> [What this task involves]: Copy all the entries below exactly, but not the pictures.

= = = = =

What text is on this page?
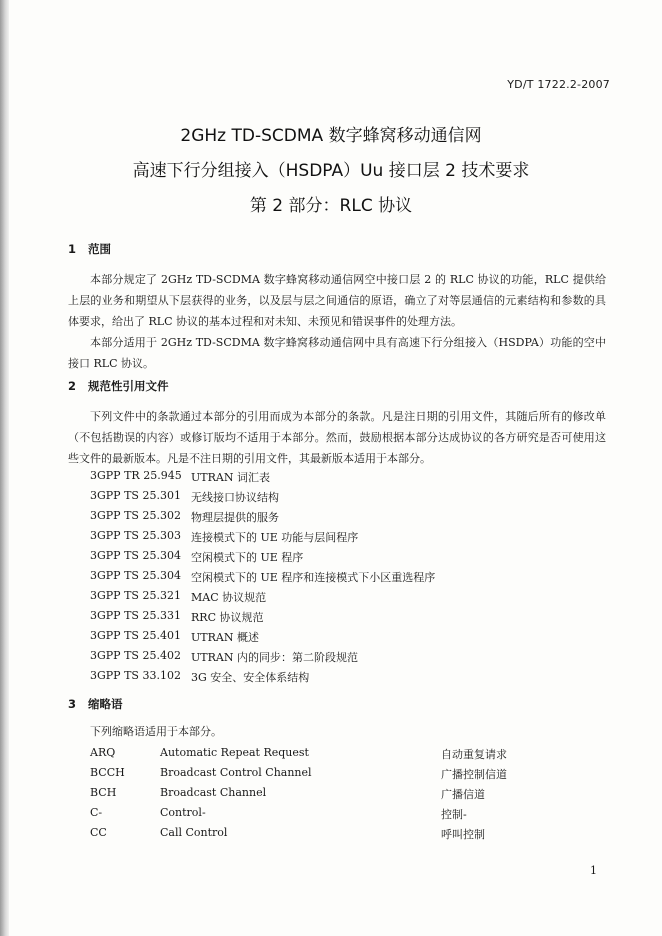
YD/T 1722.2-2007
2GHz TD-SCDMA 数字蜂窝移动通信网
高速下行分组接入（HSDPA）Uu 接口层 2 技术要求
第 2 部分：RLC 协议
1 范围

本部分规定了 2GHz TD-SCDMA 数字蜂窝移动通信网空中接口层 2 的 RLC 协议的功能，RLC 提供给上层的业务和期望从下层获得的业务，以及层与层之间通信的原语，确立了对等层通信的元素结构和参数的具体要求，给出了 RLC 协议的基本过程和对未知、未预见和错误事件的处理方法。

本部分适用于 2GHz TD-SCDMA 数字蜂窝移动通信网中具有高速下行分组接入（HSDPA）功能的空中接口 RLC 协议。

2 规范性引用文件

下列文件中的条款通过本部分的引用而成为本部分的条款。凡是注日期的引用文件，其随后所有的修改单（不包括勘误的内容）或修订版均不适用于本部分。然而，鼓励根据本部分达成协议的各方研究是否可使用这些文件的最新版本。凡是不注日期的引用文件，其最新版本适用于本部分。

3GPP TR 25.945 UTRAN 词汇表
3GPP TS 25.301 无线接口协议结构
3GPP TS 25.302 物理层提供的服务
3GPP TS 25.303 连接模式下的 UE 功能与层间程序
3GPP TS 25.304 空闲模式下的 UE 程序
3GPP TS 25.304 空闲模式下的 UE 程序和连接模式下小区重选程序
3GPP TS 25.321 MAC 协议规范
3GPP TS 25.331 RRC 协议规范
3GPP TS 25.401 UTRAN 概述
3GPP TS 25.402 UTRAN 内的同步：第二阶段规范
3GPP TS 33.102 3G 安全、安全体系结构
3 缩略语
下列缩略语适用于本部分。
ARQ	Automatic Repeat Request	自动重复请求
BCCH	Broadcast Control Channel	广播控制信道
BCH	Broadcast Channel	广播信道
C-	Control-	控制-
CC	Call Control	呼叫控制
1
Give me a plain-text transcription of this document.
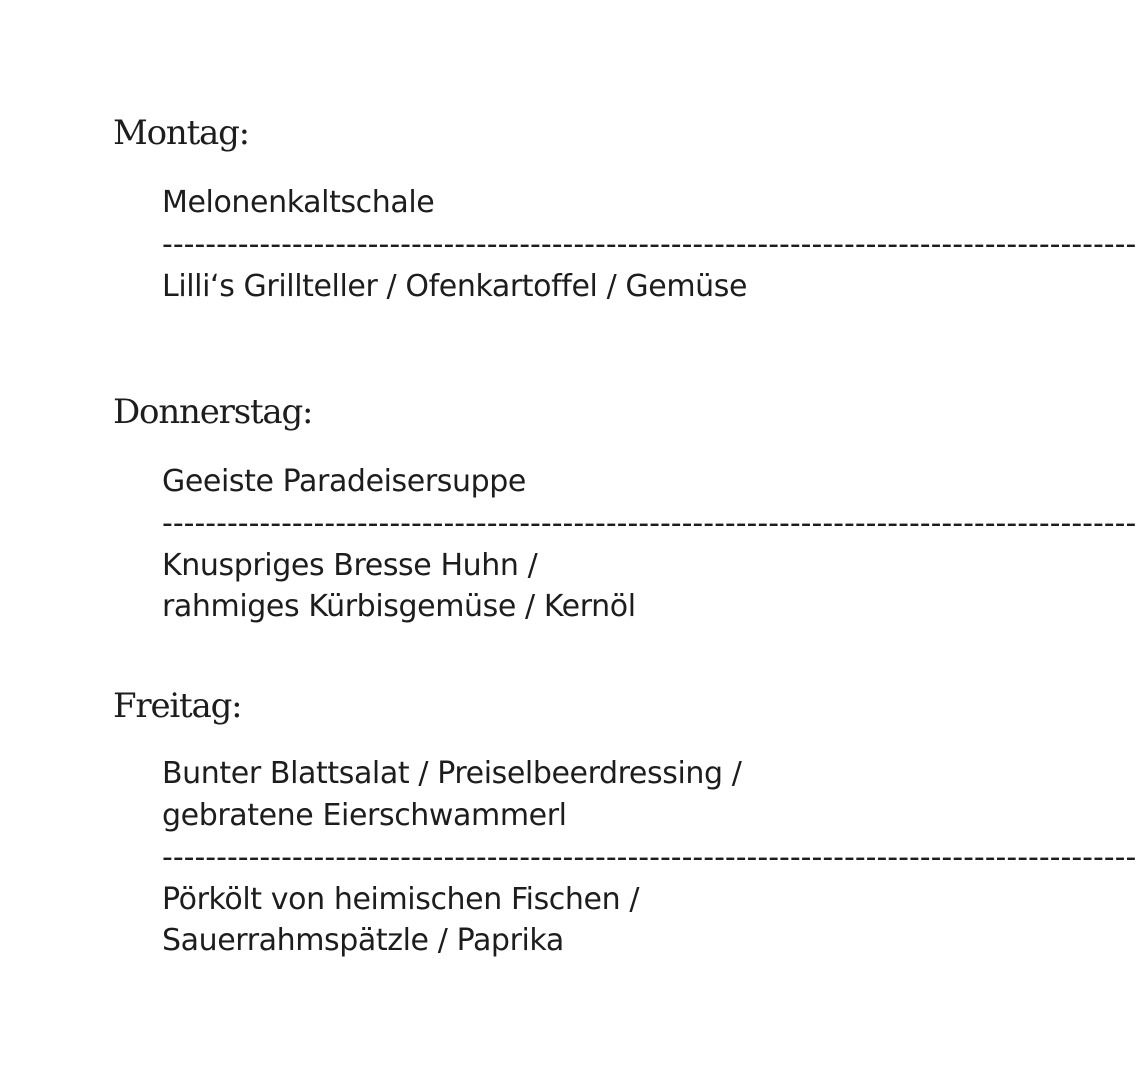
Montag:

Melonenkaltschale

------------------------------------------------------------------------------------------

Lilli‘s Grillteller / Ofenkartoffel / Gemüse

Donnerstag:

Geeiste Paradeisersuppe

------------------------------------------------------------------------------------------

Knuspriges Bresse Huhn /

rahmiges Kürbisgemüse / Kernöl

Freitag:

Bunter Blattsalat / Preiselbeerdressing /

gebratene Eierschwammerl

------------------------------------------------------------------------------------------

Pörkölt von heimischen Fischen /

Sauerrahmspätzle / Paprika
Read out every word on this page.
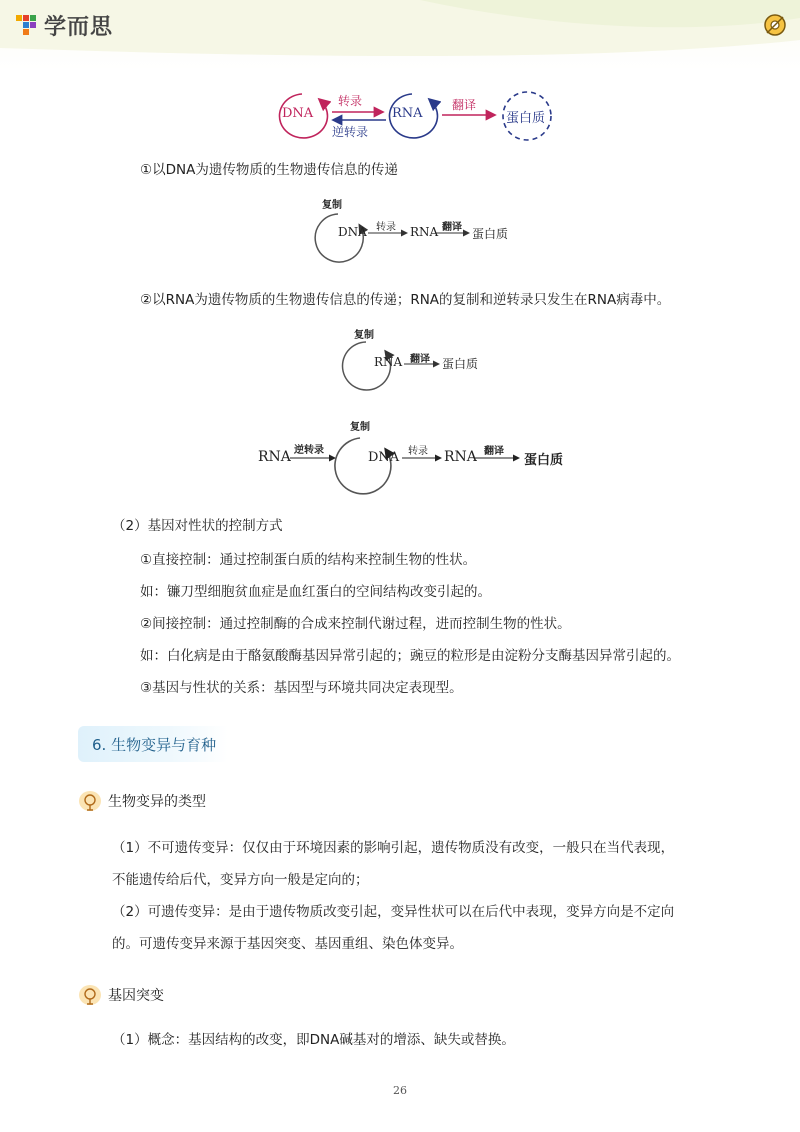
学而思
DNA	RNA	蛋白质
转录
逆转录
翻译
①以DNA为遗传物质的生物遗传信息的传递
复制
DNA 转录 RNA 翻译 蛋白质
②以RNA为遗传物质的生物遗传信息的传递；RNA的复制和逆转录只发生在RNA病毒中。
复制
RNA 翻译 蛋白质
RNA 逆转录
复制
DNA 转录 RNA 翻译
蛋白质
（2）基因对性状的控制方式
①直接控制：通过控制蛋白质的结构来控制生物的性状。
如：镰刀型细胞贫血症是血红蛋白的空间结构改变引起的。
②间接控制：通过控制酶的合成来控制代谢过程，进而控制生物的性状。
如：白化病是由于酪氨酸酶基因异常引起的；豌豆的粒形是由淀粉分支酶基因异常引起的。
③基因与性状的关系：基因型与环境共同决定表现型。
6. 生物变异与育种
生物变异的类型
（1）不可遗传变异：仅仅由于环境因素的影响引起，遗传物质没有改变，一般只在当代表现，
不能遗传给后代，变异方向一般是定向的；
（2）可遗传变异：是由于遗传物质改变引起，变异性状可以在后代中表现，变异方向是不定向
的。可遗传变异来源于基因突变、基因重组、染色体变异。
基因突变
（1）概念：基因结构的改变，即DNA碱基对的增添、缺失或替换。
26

= = = = =

> [Answer to the exercise]:
What text is on this page?
YD/T 1722.2-2007
2GHz TD-SCDMA 数字蜂窝移动通信网
高速下行分组接入（HSDPA）Uu 接口层 2 技术要求
第 2 部分：RLC 协议
1 范围

本部分规定了 2GHz TD-SCDMA 数字蜂窝移动通信网空中接口层 2 的 RLC 协议的功能，RLC 提供给上层的业务和期望从下层获得的业务，以及层与层之间通信的原语，确立了对等层通信的元素结构和参数的具体要求，给出了 RLC 协议的基本过程和对未知、未预见和错误事件的处理方法。

本部分适用于 2GHz TD-SCDMA 数字蜂窝移动通信网中具有高速下行分组接入（HSDPA）功能的空中接口 RLC 协议。

2 规范性引用文件

下列文件中的条款通过本部分的引用而成为本部分的条款。凡是注日期的引用文件，其随后所有的修改单（不包括勘误的内容）或修订版均不适用于本部分。然而，鼓励根据本部分达成协议的各方研究是否可使用这些文件的最新版本。凡是不注日期的引用文件，其最新版本适用于本部分。

3GPP TR 25.945 UTRAN 词汇表
3GPP TS 25.301 无线接口协议结构
3GPP TS 25.302 物理层提供的服务
3GPP TS 25.303 连接模式下的 UE 功能与层间程序
3GPP TS 25.304 空闲模式下的 UE 程序
3GPP TS 25.304 空闲模式下的 UE 程序和连接模式下小区重选程序
3GPP TS 25.321 MAC 协议规范
3GPP TS 25.331 RRC 协议规范
3GPP TS 25.401 UTRAN 概述
3GPP TS 25.402 UTRAN 内的同步：第二阶段规范
3GPP TS 33.102 3G 安全、安全体系结构
3 缩略语
下列缩略语适用于本部分。
ARQ	Automatic Repeat Request	自动重复请求
BCCH	Broadcast Control Channel	广播控制信道
BCH	Broadcast Channel	广播信道
C-	Control-	控制-
CC	Call Control	呼叫控制
1
Give me a plain-text transcription of this document.
Montag:

Melonenkaltschale

------------------------------------------------------------------------------------------

Lilli‘s Grillteller / Ofenkartoffel / Gemüse

Donnerstag:

Geeiste Paradeisersuppe

------------------------------------------------------------------------------------------

Knuspriges Bresse Huhn /

rahmiges Kürbisgemüse / Kernöl

Freitag:

Bunter Blattsalat / Preiselbeerdressing /

gebratene Eierschwammerl

------------------------------------------------------------------------------------------

Pörkölt von heimischen Fischen /

Sauerrahmspätzle / Paprika
Read out every word on this page.
学而思
DNA	RNA	蛋白质
转录
逆转录
翻译
①以DNA为遗传物质的生物遗传信息的传递
复制
DNA 转录 RNA 翻译 蛋白质
②以RNA为遗传物质的生物遗传信息的传递；RNA的复制和逆转录只发生在RNA病毒中。
复制
RNA 翻译 蛋白质
RNA 逆转录
复制
DNA 转录 RNA 翻译
蛋白质
（2）基因对性状的控制方式
①直接控制：通过控制蛋白质的结构来控制生物的性状。
如：镰刀型细胞贫血症是血红蛋白的空间结构改变引起的。
②间接控制：通过控制酶的合成来控制代谢过程，进而控制生物的性状。
如：白化病是由于酪氨酸酶基因异常引起的；豌豆的粒形是由淀粉分支酶基因异常引起的。
③基因与性状的关系：基因型与环境共同决定表现型。
6. 生物变异与育种
生物变异的类型
（1）不可遗传变异：仅仅由于环境因素的影响引起，遗传物质没有改变，一般只在当代表现，
不能遗传给后代，变异方向一般是定向的；
（2）可遗传变异：是由于遗传物质改变引起，变异性状可以在后代中表现，变异方向是不定向
的。可遗传变异来源于基因突变、基因重组、染色体变异。
基因突变
（1）概念：基因结构的改变，即DNA碱基对的增添、缺失或替换。
26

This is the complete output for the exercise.